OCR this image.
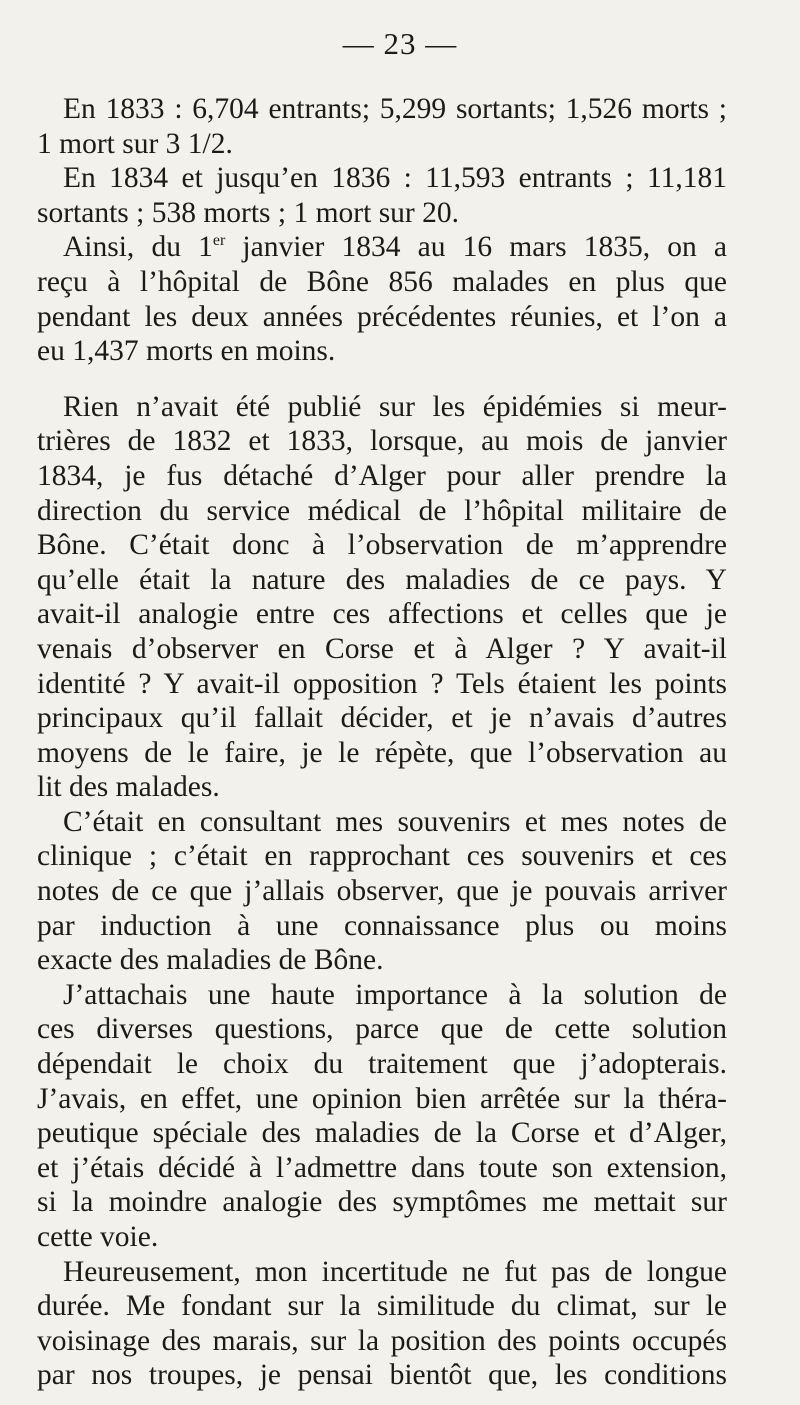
— 23 —
En 1833 : 6,704 entrants; 5,299 sortants; 1,526 morts ;
1 mort sur 3 1/2.
En 1834 et jusqu’en 1836 : 11,593 entrants ; 11,181
sortants ; 538 morts ; 1 mort sur 20.
Ainsi, du 1er janvier 1834 au 16 mars 1835, on a
reçu à l’hôpital de Bône 856 malades en plus que
pendant les deux années précédentes réunies, et l’on a
eu 1,437 morts en moins.
Rien n’avait été publié sur les épidémies si meur-
trières de 1832 et 1833, lorsque, au mois de janvier
1834, je fus détaché d’Alger pour aller prendre la
direction du service médical de l’hôpital militaire de
Bône. C’était donc à l’observation de m’apprendre
qu’elle était la nature des maladies de ce pays. Y
avait-il analogie entre ces affections et celles que je
venais d’observer en Corse et à Alger ? Y avait-il
identité ? Y avait-il opposition ? Tels étaient les points
principaux qu’il fallait décider, et je n’avais d’autres
moyens de le faire, je le répète, que l’observation au
lit des malades.
C’était en consultant mes souvenirs et mes notes de
clinique ; c’était en rapprochant ces souvenirs et ces
notes de ce que j’allais observer, que je pouvais arriver
par induction à une connaissance plus ou moins
exacte des maladies de Bône.
J’attachais une haute importance à la solution de
ces diverses questions, parce que de cette solution
dépendait le choix du traitement que j’adopterais.
J’avais, en effet, une opinion bien arrêtée sur la théra-
peutique spéciale des maladies de la Corse et d’Alger,
et j’étais décidé à l’admettre dans toute son extension,
si la moindre analogie des symptômes me mettait sur
cette voie.
Heureusement, mon incertitude ne fut pas de longue
durée. Me fondant sur la similitude du climat, sur le
voisinage des marais, sur la position des points occupés
par nos troupes, je pensai bientôt que, les conditions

_ _ _ _

Set exercise ->
Are you able to set down all the lines above exactly, without any pictures?

Complete response ->
OCR this image.
— 23 —
En 1833 : 6,704 entrants; 5,299 sortants; 1,526 morts ;
1 mort sur 3 1/2.
En 1834 et jusqu’en 1836 : 11,593 entrants ; 11,181
sortants ; 538 morts ; 1 mort sur 20.
Ainsi, du 1er janvier 1834 au 16 mars 1835, on a
reçu à l’hôpital de Bône 856 malades en plus que
pendant les deux années précédentes réunies, et l’on a
eu 1,437 morts en moins.
Rien n’avait été publié sur les épidémies si meur-
trières de 1832 et 1833, lorsque, au mois de janvier
1834, je fus détaché d’Alger pour aller prendre la
direction du service médical de l’hôpital militaire de
Bône. C’était donc à l’observation de m’apprendre
qu’elle était la nature des maladies de ce pays. Y
avait-il analogie entre ces affections et celles que je
venais d’observer en Corse et à Alger ? Y avait-il
identité ? Y avait-il opposition ? Tels étaient les points
principaux qu’il fallait décider, et je n’avais d’autres
moyens de le faire, je le répète, que l’observation au
lit des malades.
C’était en consultant mes souvenirs et mes notes de
clinique ; c’était en rapprochant ces souvenirs et ces
notes de ce que j’allais observer, que je pouvais arriver
par induction à une connaissance plus ou moins
exacte des maladies de Bône.
J’attachais une haute importance à la solution de
ces diverses questions, parce que de cette solution
dépendait le choix du traitement que j’adopterais.
J’avais, en effet, une opinion bien arrêtée sur la théra-
peutique spéciale des maladies de la Corse et d’Alger,
et j’étais décidé à l’admettre dans toute son extension,
si la moindre analogie des symptômes me mettait sur
cette voie.
Heureusement, mon incertitude ne fut pas de longue
durée. Me fondant sur la similitude du climat, sur le
voisinage des marais, sur la position des points occupés
par nos troupes, je pensai bientôt que, les conditions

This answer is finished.